State the number of lines that contain "White", with no other text.
-- Start Data for this exercise --
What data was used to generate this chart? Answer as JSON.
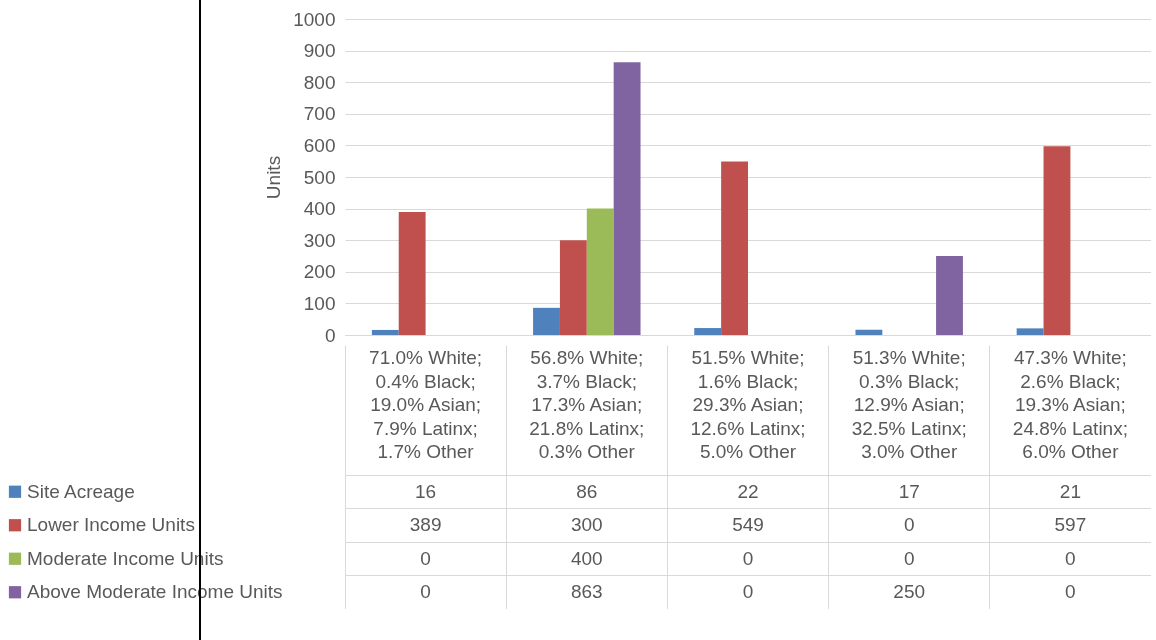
{
  "chart_data": {
    "type": "bar",
    "ylabel": "Units",
    "categories": [
      "71.0% White; 0.4% Black; 19.0% Asian; 7.9% Latinx; 1.7% Other",
      "56.8% White; 3.7% Black; 17.3% Asian; 21.8% Latinx; 0.3% Other",
      "51.5% White; 1.6% Black; 29.3% Asian; 12.6% Latinx; 5.0% Other",
      "51.3% White; 0.3% Black; 12.9% Asian; 32.5% Latinx; 3.0% Other",
      "47.3% White; 2.6% Black; 19.3% Asian; 24.8% Latinx; 6.0% Other"
    ],
    "series": [
      {
        "name": "Site Acreage",
        "color": "#4f81bd",
        "values": [
          16,
          86,
          22,
          17,
          21
        ]
      },
      {
        "name": "Lower Income Units",
        "color": "#c0504d",
        "values": [
          389,
          300,
          549,
          0,
          597
        ]
      },
      {
        "name": "Moderate Income Units",
        "color": "#9bbb59",
        "values": [
          0,
          400,
          0,
          0,
          0
        ]
      },
      {
        "name": "Above Moderate Income Units",
        "color": "#8064a2",
        "values": [
          0,
          863,
          0,
          250,
          0
        ]
      }
    ],
    "ylim": [
      0,
      1000
    ],
    "yticks": [
      0,
      100,
      200,
      300,
      400,
      500,
      600,
      700,
      800,
      900,
      1000
    ],
    "grid": "y",
    "legend": "bottom",
    "data_labels": true
  }
}
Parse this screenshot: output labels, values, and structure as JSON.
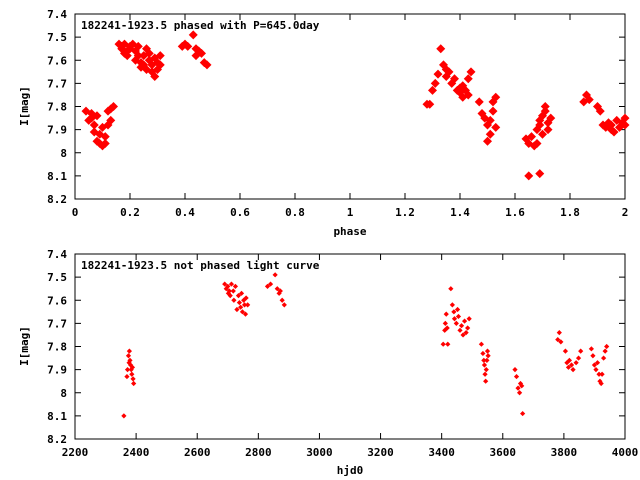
-- End Data for this exercise --
[Answer to the task]:
5